== Exercise requirements ==
Collect the lines of the entries where "content" shows up.

──────────────────────────────

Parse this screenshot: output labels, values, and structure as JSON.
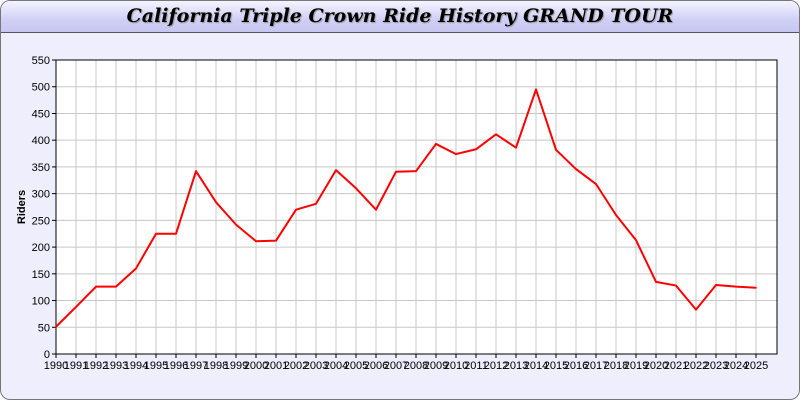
{
  "chart_data": {
    "type": "line",
    "title": "California Triple Crown Ride History GRAND TOUR",
    "xlabel": "",
    "ylabel": "Riders",
    "ylim": [
      0,
      550
    ],
    "yticks": [
      0,
      50,
      100,
      150,
      200,
      250,
      300,
      350,
      400,
      450,
      500,
      550
    ],
    "grid": true,
    "line_color": "#ff0000",
    "categories": [
      "1990",
      "1991",
      "1992",
      "1993",
      "1994",
      "1995",
      "1996",
      "1997",
      "1998",
      "1999",
      "2000",
      "2001",
      "2002",
      "2003",
      "2004",
      "2005",
      "2006",
      "2007",
      "2008",
      "2009",
      "2010",
      "2011",
      "2012",
      "2013",
      "2014",
      "2015",
      "2016",
      "2017",
      "2018",
      "2019",
      "2020",
      "2021",
      "2022",
      "2023",
      "2024",
      "2025"
    ],
    "values": [
      51,
      88,
      126,
      126,
      160,
      225,
      225,
      342,
      284,
      242,
      211,
      212,
      270,
      281,
      344,
      310,
      270,
      341,
      342,
      393,
      374,
      383,
      411,
      386,
      495,
      382,
      346,
      318,
      260,
      213,
      135,
      128,
      83,
      129,
      126,
      124
    ]
  }
}
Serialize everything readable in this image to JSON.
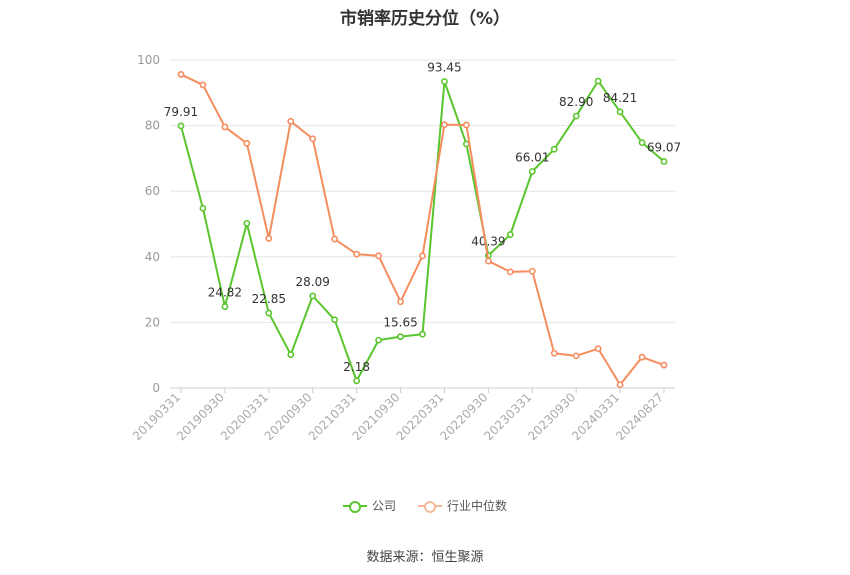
{
  "chart_data": {
    "type": "line",
    "title": "市销率历史分位（%）",
    "source": "数据来源：恒生聚源",
    "categories": [
      "20190331",
      "20190630",
      "20190930",
      "20191231",
      "20200331",
      "20200630",
      "20200930",
      "20201231",
      "20210331",
      "20210630",
      "20210930",
      "20211231",
      "20220331",
      "20220630",
      "20220930",
      "20221231",
      "20230331",
      "20230630",
      "20230930",
      "20231231",
      "20240331",
      "20240630",
      "20240827"
    ],
    "tick_labels": [
      "20190331",
      "20190930",
      "20200331",
      "20200930",
      "20210331",
      "20210930",
      "20220331",
      "20220930",
      "20230331",
      "20230930",
      "20240331",
      "20240827"
    ],
    "y_ticks": [
      "0",
      "20",
      "40",
      "60",
      "80",
      "100"
    ],
    "ylim": [
      0,
      100
    ],
    "grid": true,
    "legend_position": "bottom",
    "series": [
      {
        "name": "公司",
        "color": "#5ac52e",
        "values": [
          79.91,
          54.8,
          24.82,
          50.2,
          22.85,
          10.2,
          28.09,
          20.8,
          2.18,
          14.6,
          15.65,
          16.4,
          93.45,
          74.4,
          40.39,
          46.8,
          66.01,
          72.8,
          82.9,
          93.6,
          84.21,
          74.8,
          69.07
        ],
        "labels": {
          "0": "79.91",
          "2": "24.82",
          "4": "22.85",
          "6": "28.09",
          "8": "2.18",
          "10": "15.65",
          "12": "93.45",
          "14": "40.39",
          "16": "66.01",
          "18": "82.90",
          "20": "84.21",
          "22": "69.07"
        }
      },
      {
        "name": "行业中位数",
        "color": "#f58d5f",
        "values": [
          95.6,
          92.4,
          79.6,
          74.6,
          45.6,
          81.3,
          76.0,
          45.4,
          40.8,
          40.3,
          26.3,
          40.3,
          80.3,
          80.2,
          38.7,
          35.4,
          35.6,
          10.6,
          9.8,
          12.0,
          1.0,
          9.4,
          7.0
        ]
      }
    ]
  }
}
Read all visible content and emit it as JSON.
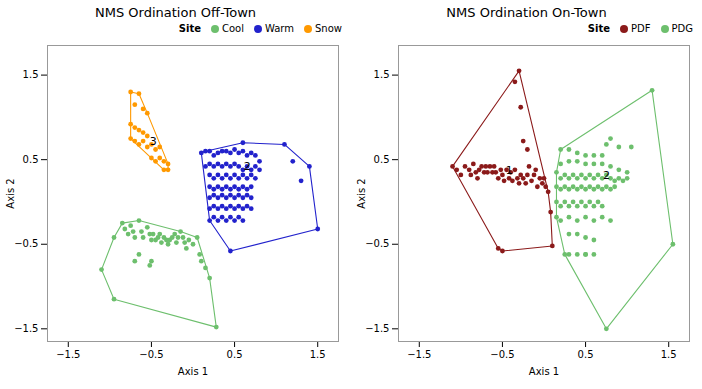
{
  "chart_data": [
    {
      "type": "scatter",
      "title": "NMS Ordination Off-Town",
      "xlabel": "Axis 1",
      "ylabel": "Axis 2",
      "xlim": [
        -1.75,
        1.75
      ],
      "ylim": [
        -1.65,
        1.85
      ],
      "xticks": [
        -1.5,
        -0.5,
        0.5,
        1.5
      ],
      "yticks": [
        -1.5,
        -0.5,
        0.5,
        1.5
      ],
      "legend": "upper right",
      "legend_title": "Site",
      "series": [
        {
          "name": "Cool",
          "color": "#6dbf6d",
          "x": [
            -1.1,
            -0.95,
            -0.85,
            -0.82,
            -0.78,
            -0.75,
            -0.72,
            -0.7,
            -0.65,
            -0.62,
            -0.6,
            -0.55,
            -0.52,
            -0.5,
            -0.48,
            -0.45,
            -0.42,
            -0.4,
            -0.38,
            -0.35,
            -0.32,
            -0.3,
            -0.28,
            -0.25,
            -0.22,
            -0.2,
            -0.18,
            -0.15,
            -0.12,
            -0.1,
            -0.08,
            -0.05,
            0.0,
            0.05,
            0.08,
            0.1,
            0.15,
            0.2,
            -0.7,
            -0.65,
            -0.5,
            -0.52,
            -0.95,
            0.28
          ],
          "y": [
            -0.8,
            -0.42,
            -0.25,
            -0.32,
            -0.38,
            -0.28,
            -0.35,
            -0.42,
            -0.22,
            -0.35,
            -0.42,
            -0.3,
            -0.38,
            -0.45,
            -0.38,
            -0.45,
            -0.42,
            -0.38,
            -0.48,
            -0.42,
            -0.45,
            -0.5,
            -0.45,
            -0.42,
            -0.38,
            -0.48,
            -0.42,
            -0.35,
            -0.42,
            -0.48,
            -0.55,
            -0.45,
            -0.5,
            -0.42,
            -0.62,
            -0.7,
            -0.78,
            -0.9,
            -0.7,
            -0.62,
            -0.7,
            -0.75,
            -1.15,
            -1.48
          ]
        },
        {
          "name": "Warm",
          "color": "#2222cc",
          "x": [
            0.1,
            0.15,
            0.2,
            0.25,
            0.3,
            0.35,
            0.4,
            0.45,
            0.5,
            0.55,
            0.6,
            0.65,
            0.7,
            0.75,
            0.8,
            0.15,
            0.2,
            0.25,
            0.3,
            0.35,
            0.4,
            0.45,
            0.5,
            0.55,
            0.6,
            0.65,
            0.7,
            0.75,
            0.8,
            0.2,
            0.25,
            0.3,
            0.35,
            0.4,
            0.45,
            0.5,
            0.55,
            0.6,
            0.65,
            0.7,
            0.75,
            0.2,
            0.25,
            0.3,
            0.35,
            0.4,
            0.45,
            0.5,
            0.55,
            0.6,
            0.65,
            0.7,
            0.2,
            0.25,
            0.3,
            0.35,
            0.4,
            0.45,
            0.5,
            0.55,
            0.6,
            0.65,
            0.7,
            0.2,
            0.25,
            0.3,
            0.35,
            0.4,
            0.45,
            0.5,
            0.55,
            0.6,
            0.65,
            0.7,
            0.2,
            0.25,
            0.3,
            0.35,
            0.4,
            0.45,
            0.5,
            0.55,
            0.6,
            1.1,
            1.2,
            1.3,
            1.4,
            1.5,
            0.45,
            0.6
          ],
          "y": [
            0.58,
            0.6,
            0.6,
            0.55,
            0.58,
            0.6,
            0.6,
            0.58,
            0.62,
            0.58,
            0.6,
            0.55,
            0.58,
            0.55,
            0.48,
            0.42,
            0.45,
            0.42,
            0.45,
            0.42,
            0.45,
            0.42,
            0.45,
            0.42,
            0.38,
            0.42,
            0.38,
            0.42,
            0.38,
            0.32,
            0.28,
            0.32,
            0.28,
            0.32,
            0.28,
            0.32,
            0.28,
            0.32,
            0.28,
            0.32,
            0.28,
            0.18,
            0.15,
            0.18,
            0.15,
            0.18,
            0.15,
            0.18,
            0.15,
            0.18,
            0.15,
            0.18,
            0.05,
            0.08,
            0.05,
            0.08,
            0.05,
            0.08,
            0.05,
            0.08,
            0.05,
            0.08,
            0.05,
            -0.08,
            -0.05,
            -0.08,
            -0.05,
            -0.08,
            -0.05,
            -0.08,
            -0.05,
            -0.08,
            -0.05,
            -0.08,
            -0.22,
            -0.18,
            -0.22,
            -0.18,
            -0.22,
            -0.18,
            -0.22,
            -0.18,
            -0.22,
            0.68,
            0.48,
            0.25,
            0.42,
            -0.32,
            -0.58,
            0.7
          ]
        },
        {
          "name": "Snow",
          "color": "#ff9900",
          "x": [
            -0.75,
            -0.65,
            -0.7,
            -0.6,
            -0.55,
            -0.75,
            -0.7,
            -0.65,
            -0.6,
            -0.55,
            -0.75,
            -0.7,
            -0.65,
            -0.6,
            -0.55,
            -0.5,
            -0.45,
            -0.4,
            -0.5,
            -0.45,
            -0.4,
            -0.35,
            -0.3,
            -0.35,
            -0.3
          ],
          "y": [
            1.3,
            1.28,
            1.15,
            1.1,
            1.05,
            0.92,
            0.88,
            0.85,
            0.82,
            0.78,
            0.75,
            0.72,
            0.68,
            0.72,
            0.65,
            0.68,
            0.62,
            0.65,
            0.52,
            0.48,
            0.52,
            0.48,
            0.45,
            0.38,
            0.38
          ]
        }
      ],
      "centroids": [
        {
          "x": 0.55,
          "y": 0.32,
          "label": "2"
        },
        {
          "x": -0.58,
          "y": 0.62,
          "label": "3"
        }
      ]
    },
    {
      "type": "scatter",
      "title": "NMS Ordination On-Town",
      "xlabel": "Axis 1",
      "ylabel": "Axis 2",
      "xlim": [
        -1.75,
        1.75
      ],
      "ylim": [
        -1.65,
        1.85
      ],
      "xticks": [
        -1.5,
        -0.5,
        0.5,
        1.5
      ],
      "yticks": [
        -1.5,
        -0.5,
        0.5,
        1.5
      ],
      "legend": "upper right",
      "legend_title": "Site",
      "series": [
        {
          "name": "PDF",
          "color": "#8b1a1a",
          "x": [
            -1.1,
            -1.05,
            -1.0,
            -0.95,
            -0.9,
            -0.88,
            -0.85,
            -0.82,
            -0.8,
            -0.78,
            -0.75,
            -0.72,
            -0.7,
            -0.68,
            -0.65,
            -0.62,
            -0.6,
            -0.58,
            -0.55,
            -0.52,
            -0.5,
            -0.48,
            -0.45,
            -0.42,
            -0.4,
            -0.38,
            -0.35,
            -0.32,
            -0.3,
            -0.28,
            -0.25,
            -0.22,
            -0.2,
            -0.18,
            -0.15,
            -0.12,
            -0.1,
            -0.08,
            -0.05,
            -0.02,
            0.0,
            0.02,
            0.05,
            0.08,
            0.1,
            -0.55,
            -0.5,
            -0.35,
            -0.28,
            -0.25,
            -0.2,
            -0.3
          ],
          "y": [
            0.42,
            0.38,
            0.32,
            0.42,
            0.38,
            0.32,
            0.45,
            0.35,
            0.28,
            0.38,
            0.42,
            0.35,
            0.42,
            0.35,
            0.42,
            0.35,
            0.42,
            0.35,
            0.28,
            0.38,
            0.32,
            0.25,
            0.38,
            0.28,
            0.35,
            0.25,
            0.38,
            0.28,
            0.22,
            0.32,
            0.28,
            0.22,
            0.32,
            0.42,
            0.25,
            0.32,
            0.38,
            0.18,
            0.28,
            0.22,
            0.28,
            0.18,
            0.12,
            -0.12,
            -0.52,
            -0.55,
            -0.58,
            1.42,
            1.12,
            0.72,
            0.62,
            1.55
          ]
        },
        {
          "name": "PDG",
          "color": "#6dbf6d",
          "x": [
            0.15,
            0.2,
            0.25,
            0.3,
            0.35,
            0.4,
            0.45,
            0.5,
            0.55,
            0.6,
            0.65,
            0.7,
            0.75,
            0.8,
            0.85,
            0.9,
            0.95,
            1.0,
            0.15,
            0.2,
            0.25,
            0.3,
            0.35,
            0.4,
            0.45,
            0.5,
            0.55,
            0.6,
            0.65,
            0.7,
            0.75,
            0.8,
            0.85,
            0.15,
            0.2,
            0.25,
            0.3,
            0.35,
            0.4,
            0.45,
            0.5,
            0.55,
            0.6,
            0.65,
            0.7,
            0.15,
            0.2,
            0.3,
            0.4,
            0.5,
            0.6,
            0.7,
            0.8,
            0.3,
            0.4,
            0.5,
            0.6,
            0.2,
            0.3,
            0.4,
            0.5,
            0.6,
            0.7,
            0.8,
            0.9,
            1.0,
            0.2,
            0.3,
            0.4,
            0.5,
            0.6,
            0.7,
            0.5,
            0.6,
            0.75,
            0.8,
            0.9,
            1.05,
            1.3,
            1.55,
            0.75,
            0.5,
            0.25,
            0.3,
            0.4
          ],
          "y": [
            0.35,
            0.28,
            0.32,
            0.28,
            0.32,
            0.28,
            0.32,
            0.28,
            0.32,
            0.28,
            0.32,
            0.28,
            0.32,
            0.28,
            0.25,
            0.28,
            0.25,
            0.28,
            0.18,
            0.15,
            0.18,
            0.15,
            0.18,
            0.15,
            0.18,
            0.15,
            0.18,
            0.15,
            0.18,
            0.15,
            0.18,
            0.15,
            0.18,
            0.0,
            -0.05,
            0.0,
            -0.05,
            0.0,
            -0.05,
            0.0,
            -0.05,
            0.0,
            -0.05,
            0.0,
            -0.05,
            -0.18,
            -0.22,
            -0.18,
            -0.22,
            -0.18,
            -0.22,
            -0.18,
            -0.22,
            -0.38,
            -0.38,
            -0.42,
            -0.45,
            0.45,
            0.48,
            0.48,
            0.45,
            0.45,
            0.45,
            0.42,
            0.38,
            0.35,
            0.62,
            0.62,
            0.58,
            0.55,
            0.55,
            0.55,
            -0.62,
            -0.62,
            0.68,
            0.75,
            0.65,
            0.65,
            1.32,
            -0.5,
            -1.5,
            -0.62,
            -0.62,
            -0.62,
            -0.62
          ]
        }
      ],
      "centroids": [
        {
          "x": -0.52,
          "y": 0.28,
          "label": "1"
        },
        {
          "x": 0.65,
          "y": 0.22,
          "label": "2"
        }
      ]
    }
  ]
}
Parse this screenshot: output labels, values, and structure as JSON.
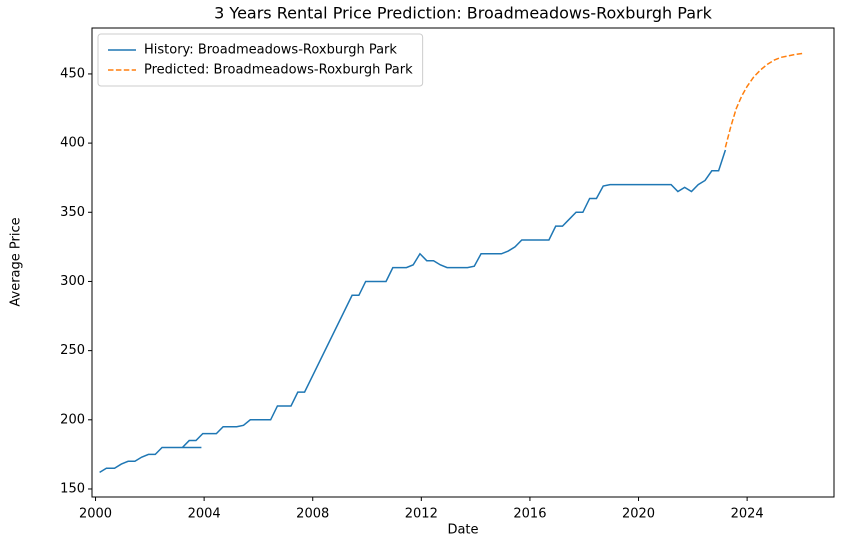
{
  "chart_data": {
    "type": "line",
    "title": "3 Years Rental Price Prediction: Broadmeadows-Roxburgh Park",
    "x_label": "Date",
    "y_label": "Average Price",
    "xlim": [
      1999.87,
      2027.2
    ],
    "ylim": [
      144.2,
      483.2
    ],
    "xticks": [
      2000,
      2004,
      2008,
      2012,
      2016,
      2020,
      2024
    ],
    "yticks": [
      150,
      200,
      250,
      300,
      350,
      400,
      450
    ],
    "grid": false,
    "legend": "upper left",
    "series": [
      {
        "name": "History: Broadmeadows-Roxburgh Park",
        "color": "#1f77b4",
        "linestyle": "solid",
        "x": [
          2000.15,
          2000.4,
          2000.7,
          2000.95,
          2001.2,
          2001.45,
          2001.7,
          2001.95,
          2002.2,
          2002.45,
          2002.7,
          2002.95,
          2003.2,
          2003.45,
          2003.7,
          2003.9,
          2003.2,
          2003.45,
          2003.7,
          2003.95,
          2004.2,
          2004.45,
          2004.7,
          2004.95,
          2005.2,
          2005.45,
          2005.7,
          2005.95,
          2006.2,
          2006.45,
          2006.7,
          2006.95,
          2007.2,
          2007.45,
          2007.7,
          2009.45,
          2009.7,
          2009.95,
          2010.2,
          2010.45,
          2010.7,
          2010.95,
          2011.2,
          2011.45,
          2011.7,
          2011.95,
          2012.2,
          2012.45,
          2012.7,
          2012.95,
          2013.2,
          2013.45,
          2013.7,
          2013.95,
          2014.2,
          2014.45,
          2014.7,
          2014.95,
          2015.2,
          2015.45,
          2015.7,
          2015.95,
          2016.2,
          2016.45,
          2016.7,
          2016.95,
          2017.2,
          2017.45,
          2017.7,
          2017.95,
          2018.2,
          2018.45,
          2018.7,
          2018.95,
          2019.2,
          2019.45,
          2019.7,
          2019.95,
          2020.2,
          2020.45,
          2020.7,
          2020.95,
          2021.2,
          2021.45,
          2021.7,
          2021.95,
          2022.2,
          2022.45,
          2022.7,
          2022.95,
          2023.2
        ],
        "values": [
          162,
          165,
          165,
          168,
          170,
          170,
          173,
          175,
          175,
          180,
          180,
          180,
          180,
          180,
          180,
          180,
          180,
          185,
          185,
          190,
          190,
          190,
          195,
          195,
          195,
          196,
          200,
          200,
          200,
          200,
          210,
          210,
          210,
          220,
          220,
          290,
          290,
          300,
          300,
          300,
          300,
          310,
          310,
          310,
          312,
          320,
          315,
          315,
          312,
          310,
          310,
          310,
          310,
          311,
          320,
          320,
          320,
          320,
          322,
          325,
          330,
          330,
          330,
          330,
          330,
          340,
          340,
          345,
          350,
          350,
          360,
          360,
          369,
          370,
          370,
          370,
          370,
          370,
          370,
          370,
          370,
          370,
          370,
          365,
          368,
          365,
          370,
          373,
          380,
          380,
          395
        ]
      },
      {
        "name": "Predicted: Broadmeadows-Roxburgh Park",
        "color": "#ff7f0e",
        "linestyle": "dashed",
        "x": [
          2023.2,
          2023.4,
          2023.6,
          2023.8,
          2024.0,
          2024.25,
          2024.5,
          2024.75,
          2025.0,
          2025.25,
          2025.5,
          2025.75,
          2026.1
        ],
        "values": [
          397,
          412,
          425,
          434,
          441,
          448,
          453,
          457,
          460,
          462,
          463,
          464,
          465
        ]
      }
    ]
  }
}
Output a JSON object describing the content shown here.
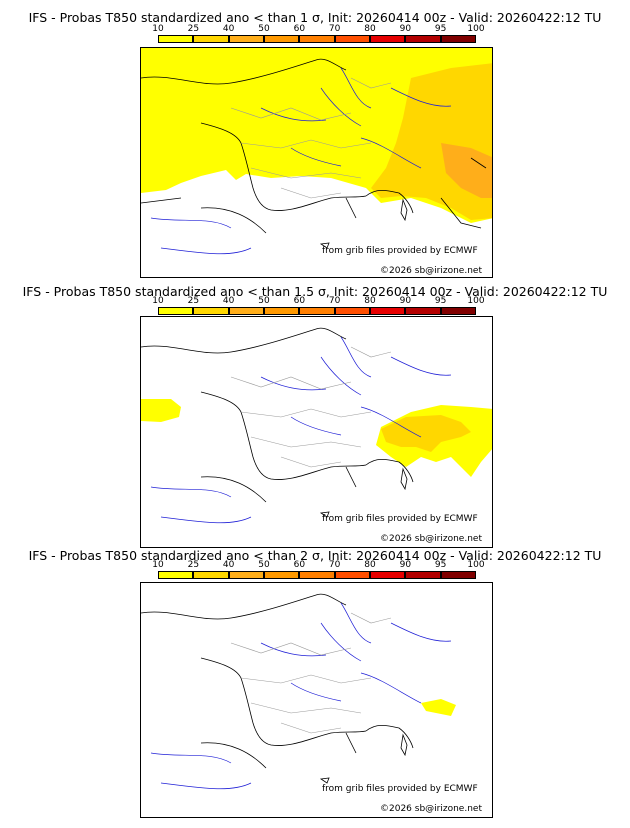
{
  "colorbar": {
    "labels": [
      "10",
      "25",
      "40",
      "50",
      "60",
      "70",
      "80",
      "90",
      "95",
      "100"
    ],
    "colors": [
      "#ffff00",
      "#ffd700",
      "#ffae1a",
      "#ff9900",
      "#ff7f00",
      "#ff4f00",
      "#e60000",
      "#b30000",
      "#800000"
    ]
  },
  "colors": {
    "land_line": "#000000",
    "river": "#1f1fd6",
    "border": "#9a9a9a",
    "prob_yellow": "#ffff00",
    "prob_gold": "#ffd700",
    "prob_orange": "#ffae1a"
  },
  "panels": [
    {
      "title": "IFS - Probas T850  standardized ano < than 1 σ, Init: 20260414 00z - Valid: 20260422:12 TU",
      "source": "from grib files provided by ECMWF",
      "copyright": "©2026 sb@irizone.net"
    },
    {
      "title": "IFS - Probas T850  standardized ano < than 1.5 σ, Init: 20260414 00z - Valid: 20260422:12 TU",
      "source": "from grib files provided by ECMWF",
      "copyright": "©2026 sb@irizone.net"
    },
    {
      "title": "IFS - Probas T850  standardized ano < than 2 σ, Init: 20260414 00z - Valid: 20260422:12 TU",
      "source": "from grib files provided by ECMWF",
      "copyright": "©2026 sb@irizone.net"
    }
  ]
}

──────────────────────────────

== Answer for the task ==
Read all visible content and emit it as JSON.
Output a JSON object describing the content shown here.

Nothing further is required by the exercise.